## What you will do:
Transcribe each record exactly. Include every one.

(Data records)

━━━━━━━━━━

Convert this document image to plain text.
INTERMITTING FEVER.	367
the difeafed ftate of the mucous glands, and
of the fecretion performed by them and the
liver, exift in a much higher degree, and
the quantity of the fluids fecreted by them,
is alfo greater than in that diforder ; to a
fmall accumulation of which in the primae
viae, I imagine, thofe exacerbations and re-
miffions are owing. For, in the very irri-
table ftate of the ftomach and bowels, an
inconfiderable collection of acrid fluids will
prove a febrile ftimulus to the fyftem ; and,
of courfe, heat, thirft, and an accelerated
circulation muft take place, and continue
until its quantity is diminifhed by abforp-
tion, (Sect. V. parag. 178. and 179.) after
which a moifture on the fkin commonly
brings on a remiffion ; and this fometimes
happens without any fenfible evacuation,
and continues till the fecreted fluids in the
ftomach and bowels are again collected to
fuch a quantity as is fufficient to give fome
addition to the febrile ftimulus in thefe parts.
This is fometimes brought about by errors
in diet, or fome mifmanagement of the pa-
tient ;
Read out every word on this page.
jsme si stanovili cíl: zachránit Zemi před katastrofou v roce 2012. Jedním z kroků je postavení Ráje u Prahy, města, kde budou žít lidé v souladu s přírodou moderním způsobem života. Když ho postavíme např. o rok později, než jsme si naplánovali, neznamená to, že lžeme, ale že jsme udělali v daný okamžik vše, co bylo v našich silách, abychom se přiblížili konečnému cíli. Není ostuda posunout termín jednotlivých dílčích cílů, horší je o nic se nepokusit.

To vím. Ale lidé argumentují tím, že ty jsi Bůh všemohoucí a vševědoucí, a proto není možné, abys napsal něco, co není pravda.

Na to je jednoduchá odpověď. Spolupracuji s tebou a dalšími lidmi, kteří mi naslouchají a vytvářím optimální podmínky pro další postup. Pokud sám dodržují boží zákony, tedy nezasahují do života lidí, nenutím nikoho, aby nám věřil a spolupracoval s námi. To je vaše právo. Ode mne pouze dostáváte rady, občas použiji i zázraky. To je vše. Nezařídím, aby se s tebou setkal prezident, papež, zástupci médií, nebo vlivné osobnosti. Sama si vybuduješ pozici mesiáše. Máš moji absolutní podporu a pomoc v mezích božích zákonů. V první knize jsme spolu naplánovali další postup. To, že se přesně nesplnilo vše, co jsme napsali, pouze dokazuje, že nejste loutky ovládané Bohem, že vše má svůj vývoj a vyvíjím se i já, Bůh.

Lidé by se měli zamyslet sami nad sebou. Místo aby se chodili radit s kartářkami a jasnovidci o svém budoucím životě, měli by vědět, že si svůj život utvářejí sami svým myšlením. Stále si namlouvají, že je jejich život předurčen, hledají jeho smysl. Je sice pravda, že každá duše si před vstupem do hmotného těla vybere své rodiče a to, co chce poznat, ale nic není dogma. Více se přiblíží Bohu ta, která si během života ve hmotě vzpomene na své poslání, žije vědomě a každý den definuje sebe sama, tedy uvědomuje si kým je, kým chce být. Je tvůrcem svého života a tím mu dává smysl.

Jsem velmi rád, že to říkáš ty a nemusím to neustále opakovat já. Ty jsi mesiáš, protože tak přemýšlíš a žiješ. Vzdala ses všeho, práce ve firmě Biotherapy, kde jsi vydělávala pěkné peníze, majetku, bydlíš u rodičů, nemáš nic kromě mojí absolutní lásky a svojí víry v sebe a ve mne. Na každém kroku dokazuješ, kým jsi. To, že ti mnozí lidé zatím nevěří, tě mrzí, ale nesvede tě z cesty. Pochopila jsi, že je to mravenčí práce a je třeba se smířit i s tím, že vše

━━━━━━━━━━

## Result below:
Convert this document image to plain text.
INTERMITTING FEVER.	367
the difeafed ftate of the mucous glands, and
of the fecretion performed by them and the
liver, exift in a much higher degree, and
the quantity of the fluids fecreted by them,
is alfo greater than in that diforder ; to a
fmall accumulation of which in the primae
viae, I imagine, thofe exacerbations and re-
miffions are owing. For, in the very irri-
table ftate of the ftomach and bowels, an
inconfiderable collection of acrid fluids will
prove a febrile ftimulus to the fyftem ; and,
of courfe, heat, thirft, and an accelerated
circulation muft take place, and continue
until its quantity is diminifhed by abforp-
tion, (Sect. V. parag. 178. and 179.) after
which a moifture on the fkin commonly
brings on a remiffion ; and this fometimes
happens without any fenfible evacuation,
and continues till the fecreted fluids in the
ftomach and bowels are again collected to
fuch a quantity as is fufficient to give fome
addition to the febrile ftimulus in thefe parts.
This is fometimes brought about by errors
in diet, or fome mifmanagement of the pa-
tient ;
Read out every word on this page.
jsme si stanovili cíl: zachránit Zemi před katastrofou v roce 2012. Jedním z kroků je postavení Ráje u Prahy, města, kde budou žít lidé v souladu s přírodou moderním způsobem života. Když ho postavíme např. o rok později, než jsme si naplánovali, neznamená to, že lžeme, ale že jsme udělali v daný okamžik vše, co bylo v našich silách, abychom se přiblížili konečnému cíli. Není ostuda posunout termín jednotlivých dílčích cílů, horší je o nic se nepokusit.

To vím. Ale lidé argumentují tím, že ty jsi Bůh všemohoucí a vševědoucí, a proto není možné, abys napsal něco, co není pravda.

Na to je jednoduchá odpověď. Spolupracuji s tebou a dalšími lidmi, kteří mi naslouchají a vytvářím optimální podmínky pro další postup. Pokud sám dodržují boží zákony, tedy nezasahují do života lidí, nenutím nikoho, aby nám věřil a spolupracoval s námi. To je vaše právo. Ode mne pouze dostáváte rady, občas použiji i zázraky. To je vše. Nezařídím, aby se s tebou setkal prezident, papež, zástupci médií, nebo vlivné osobnosti. Sama si vybuduješ pozici mesiáše. Máš moji absolutní podporu a pomoc v mezích božích zákonů. V první knize jsme spolu naplánovali další postup. To, že se přesně nesplnilo vše, co jsme napsali, pouze dokazuje, že nejste loutky ovládané Bohem, že vše má svůj vývoj a vyvíjím se i já, Bůh.

Lidé by se měli zamyslet sami nad sebou. Místo aby se chodili radit s kartářkami a jasnovidci o svém budoucím životě, měli by vědět, že si svůj život utvářejí sami svým myšlením. Stále si namlouvají, že je jejich život předurčen, hledají jeho smysl. Je sice pravda, že každá duše si před vstupem do hmotného těla vybere své rodiče a to, co chce poznat, ale nic není dogma. Více se přiblíží Bohu ta, která si během života ve hmotě vzpomene na své poslání, žije vědomě a každý den definuje sebe sama, tedy uvědomuje si kým je, kým chce být. Je tvůrcem svého života a tím mu dává smysl.

Jsem velmi rád, že to říkáš ty a nemusím to neustále opakovat já. Ty jsi mesiáš, protože tak přemýšlíš a žiješ. Vzdala ses všeho, práce ve firmě Biotherapy, kde jsi vydělávala pěkné peníze, majetku, bydlíš u rodičů, nemáš nic kromě mojí absolutní lásky a svojí víry v sebe a ve mne. Na každém kroku dokazuješ, kým jsi. To, že ti mnozí lidé zatím nevěří, tě mrzí, ale nesvede tě z cesty. Pochopila jsi, že je to mravenčí práce a je třeba se smířit i s tím, že vše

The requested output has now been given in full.